(Stored entries)
---

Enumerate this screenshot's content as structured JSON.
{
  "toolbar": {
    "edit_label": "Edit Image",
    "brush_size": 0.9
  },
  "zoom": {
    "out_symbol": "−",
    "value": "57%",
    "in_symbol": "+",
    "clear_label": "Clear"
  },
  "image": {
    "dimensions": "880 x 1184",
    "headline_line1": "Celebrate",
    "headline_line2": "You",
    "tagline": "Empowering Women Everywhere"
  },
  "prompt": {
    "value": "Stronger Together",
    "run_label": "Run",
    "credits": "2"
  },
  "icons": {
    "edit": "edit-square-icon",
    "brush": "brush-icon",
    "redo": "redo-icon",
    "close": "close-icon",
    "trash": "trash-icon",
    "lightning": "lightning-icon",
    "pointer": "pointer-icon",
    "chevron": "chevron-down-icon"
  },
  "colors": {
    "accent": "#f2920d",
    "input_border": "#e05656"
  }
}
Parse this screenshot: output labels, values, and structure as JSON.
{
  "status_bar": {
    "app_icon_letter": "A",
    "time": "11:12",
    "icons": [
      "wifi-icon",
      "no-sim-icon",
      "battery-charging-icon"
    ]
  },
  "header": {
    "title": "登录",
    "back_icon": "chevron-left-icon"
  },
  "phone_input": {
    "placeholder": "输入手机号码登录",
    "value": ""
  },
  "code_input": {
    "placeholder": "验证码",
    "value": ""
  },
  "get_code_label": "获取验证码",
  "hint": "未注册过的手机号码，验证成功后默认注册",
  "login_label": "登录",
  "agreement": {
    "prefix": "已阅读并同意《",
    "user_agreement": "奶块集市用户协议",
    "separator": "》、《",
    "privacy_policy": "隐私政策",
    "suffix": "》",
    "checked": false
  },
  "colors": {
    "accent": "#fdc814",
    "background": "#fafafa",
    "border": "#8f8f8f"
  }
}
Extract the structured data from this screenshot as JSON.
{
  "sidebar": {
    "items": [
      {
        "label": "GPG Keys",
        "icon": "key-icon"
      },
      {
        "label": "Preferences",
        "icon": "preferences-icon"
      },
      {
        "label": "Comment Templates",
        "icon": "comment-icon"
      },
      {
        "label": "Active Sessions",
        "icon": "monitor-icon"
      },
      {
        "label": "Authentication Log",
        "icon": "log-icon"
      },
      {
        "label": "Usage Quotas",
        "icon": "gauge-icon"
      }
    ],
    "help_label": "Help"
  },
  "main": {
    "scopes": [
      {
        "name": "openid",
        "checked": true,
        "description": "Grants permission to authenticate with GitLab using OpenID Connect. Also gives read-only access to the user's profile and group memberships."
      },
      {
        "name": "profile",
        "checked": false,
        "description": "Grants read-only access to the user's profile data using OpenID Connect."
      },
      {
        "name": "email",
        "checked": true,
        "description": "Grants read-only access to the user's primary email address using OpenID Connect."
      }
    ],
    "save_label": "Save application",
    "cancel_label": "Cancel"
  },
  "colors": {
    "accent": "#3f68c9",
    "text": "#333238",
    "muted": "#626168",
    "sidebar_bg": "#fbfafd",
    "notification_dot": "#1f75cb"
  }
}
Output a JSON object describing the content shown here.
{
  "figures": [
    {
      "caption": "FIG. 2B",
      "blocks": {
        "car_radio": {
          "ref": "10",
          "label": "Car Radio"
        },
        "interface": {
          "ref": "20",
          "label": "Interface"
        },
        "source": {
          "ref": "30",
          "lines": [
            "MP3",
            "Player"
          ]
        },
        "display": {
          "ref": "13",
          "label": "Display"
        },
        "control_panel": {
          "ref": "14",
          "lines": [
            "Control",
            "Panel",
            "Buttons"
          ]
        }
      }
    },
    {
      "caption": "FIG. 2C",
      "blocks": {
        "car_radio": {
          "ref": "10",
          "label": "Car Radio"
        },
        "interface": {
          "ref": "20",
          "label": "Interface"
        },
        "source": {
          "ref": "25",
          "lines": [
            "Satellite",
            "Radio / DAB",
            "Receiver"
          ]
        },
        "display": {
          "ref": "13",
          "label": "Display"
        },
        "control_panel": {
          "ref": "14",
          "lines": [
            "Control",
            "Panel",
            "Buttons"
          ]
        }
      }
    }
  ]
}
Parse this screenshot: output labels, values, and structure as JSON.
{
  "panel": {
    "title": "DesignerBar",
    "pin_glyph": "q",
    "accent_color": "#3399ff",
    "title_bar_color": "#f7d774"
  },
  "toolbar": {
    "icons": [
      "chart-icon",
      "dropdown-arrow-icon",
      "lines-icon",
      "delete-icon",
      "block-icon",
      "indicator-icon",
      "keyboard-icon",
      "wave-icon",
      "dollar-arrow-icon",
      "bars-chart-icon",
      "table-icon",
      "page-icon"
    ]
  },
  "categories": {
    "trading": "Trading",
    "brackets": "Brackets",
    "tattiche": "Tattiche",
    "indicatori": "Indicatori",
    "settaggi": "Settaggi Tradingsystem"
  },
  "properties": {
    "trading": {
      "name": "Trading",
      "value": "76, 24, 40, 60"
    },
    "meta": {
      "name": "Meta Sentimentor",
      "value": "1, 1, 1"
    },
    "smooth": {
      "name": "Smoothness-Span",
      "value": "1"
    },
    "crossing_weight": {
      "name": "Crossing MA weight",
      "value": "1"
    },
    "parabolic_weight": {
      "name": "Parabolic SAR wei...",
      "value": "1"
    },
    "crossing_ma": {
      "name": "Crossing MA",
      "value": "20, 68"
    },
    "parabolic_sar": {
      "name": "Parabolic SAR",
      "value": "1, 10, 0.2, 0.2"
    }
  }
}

---

> **Work to be completed**
Restate the whole listing exactly.

> **Final answer**
Enumerate this screenshot's content as structured JSON.
{
  "toolbar": {
    "edit_label": "Edit Image",
    "brush_size": 0.9
  },
  "zoom": {
    "out_symbol": "−",
    "value": "57%",
    "in_symbol": "+",
    "clear_label": "Clear"
  },
  "image": {
    "dimensions": "880 x 1184",
    "headline_line1": "Celebrate",
    "headline_line2": "You",
    "tagline": "Empowering Women Everywhere"
  },
  "prompt": {
    "value": "Stronger Together",
    "run_label": "Run",
    "credits": "2"
  },
  "icons": {
    "edit": "edit-square-icon",
    "brush": "brush-icon",
    "redo": "redo-icon",
    "close": "close-icon",
    "trash": "trash-icon",
    "lightning": "lightning-icon",
    "pointer": "pointer-icon",
    "chevron": "chevron-down-icon"
  },
  "colors": {
    "accent": "#f2920d",
    "input_border": "#e05656"
  }
}
Parse this screenshot: output labels, values, and structure as JSON.
{
  "status_bar": {
    "app_icon_letter": "A",
    "time": "11:12",
    "icons": [
      "wifi-icon",
      "no-sim-icon",
      "battery-charging-icon"
    ]
  },
  "header": {
    "title": "登录",
    "back_icon": "chevron-left-icon"
  },
  "phone_input": {
    "placeholder": "输入手机号码登录",
    "value": ""
  },
  "code_input": {
    "placeholder": "验证码",
    "value": ""
  },
  "get_code_label": "获取验证码",
  "hint": "未注册过的手机号码，验证成功后默认注册",
  "login_label": "登录",
  "agreement": {
    "prefix": "已阅读并同意《",
    "user_agreement": "奶块集市用户协议",
    "separator": "》、《",
    "privacy_policy": "隐私政策",
    "suffix": "》",
    "checked": false
  },
  "colors": {
    "accent": "#fdc814",
    "background": "#fafafa",
    "border": "#8f8f8f"
  }
}
Extract the structured data from this screenshot as JSON.
{
  "sidebar": {
    "items": [
      {
        "label": "GPG Keys",
        "icon": "key-icon"
      },
      {
        "label": "Preferences",
        "icon": "preferences-icon"
      },
      {
        "label": "Comment Templates",
        "icon": "comment-icon"
      },
      {
        "label": "Active Sessions",
        "icon": "monitor-icon"
      },
      {
        "label": "Authentication Log",
        "icon": "log-icon"
      },
      {
        "label": "Usage Quotas",
        "icon": "gauge-icon"
      }
    ],
    "help_label": "Help"
  },
  "main": {
    "scopes": [
      {
        "name": "openid",
        "checked": true,
        "description": "Grants permission to authenticate with GitLab using OpenID Connect. Also gives read-only access to the user's profile and group memberships."
      },
      {
        "name": "profile",
        "checked": false,
        "description": "Grants read-only access to the user's profile data using OpenID Connect."
      },
      {
        "name": "email",
        "checked": true,
        "description": "Grants read-only access to the user's primary email address using OpenID Connect."
      }
    ],
    "save_label": "Save application",
    "cancel_label": "Cancel"
  },
  "colors": {
    "accent": "#3f68c9",
    "text": "#333238",
    "muted": "#626168",
    "sidebar_bg": "#fbfafd",
    "notification_dot": "#1f75cb"
  }
}
Output a JSON object describing the content shown here.
{
  "figures": [
    {
      "caption": "FIG. 2B",
      "blocks": {
        "car_radio": {
          "ref": "10",
          "label": "Car Radio"
        },
        "interface": {
          "ref": "20",
          "label": "Interface"
        },
        "source": {
          "ref": "30",
          "lines": [
            "MP3",
            "Player"
          ]
        },
        "display": {
          "ref": "13",
          "label": "Display"
        },
        "control_panel": {
          "ref": "14",
          "lines": [
            "Control",
            "Panel",
            "Buttons"
          ]
        }
      }
    },
    {
      "caption": "FIG. 2C",
      "blocks": {
        "car_radio": {
          "ref": "10",
          "label": "Car Radio"
        },
        "interface": {
          "ref": "20",
          "label": "Interface"
        },
        "source": {
          "ref": "25",
          "lines": [
            "Satellite",
            "Radio / DAB",
            "Receiver"
          ]
        },
        "display": {
          "ref": "13",
          "label": "Display"
        },
        "control_panel": {
          "ref": "14",
          "lines": [
            "Control",
            "Panel",
            "Buttons"
          ]
        }
      }
    }
  ]
}
Parse this screenshot: output labels, values, and structure as JSON.
{
  "panel": {
    "title": "DesignerBar",
    "pin_glyph": "q",
    "accent_color": "#3399ff",
    "title_bar_color": "#f7d774"
  },
  "toolbar": {
    "icons": [
      "chart-icon",
      "dropdown-arrow-icon",
      "lines-icon",
      "delete-icon",
      "block-icon",
      "indicator-icon",
      "keyboard-icon",
      "wave-icon",
      "dollar-arrow-icon",
      "bars-chart-icon",
      "table-icon",
      "page-icon"
    ]
  },
  "categories": {
    "trading": "Trading",
    "brackets": "Brackets",
    "tattiche": "Tattiche",
    "indicatori": "Indicatori",
    "settaggi": "Settaggi Tradingsystem"
  },
  "properties": {
    "trading": {
      "name": "Trading",
      "value": "76, 24, 40, 60"
    },
    "meta": {
      "name": "Meta Sentimentor",
      "value": "1, 1, 1"
    },
    "smooth": {
      "name": "Smoothness-Span",
      "value": "1"
    },
    "crossing_weight": {
      "name": "Crossing MA weight",
      "value": "1"
    },
    "parabolic_weight": {
      "name": "Parabolic SAR wei...",
      "value": "1"
    },
    "crossing_ma": {
      "name": "Crossing MA",
      "value": "20, 68"
    },
    "parabolic_sar": {
      "name": "Parabolic SAR",
      "value": "1, 10, 0.2, 0.2"
    }
  }
}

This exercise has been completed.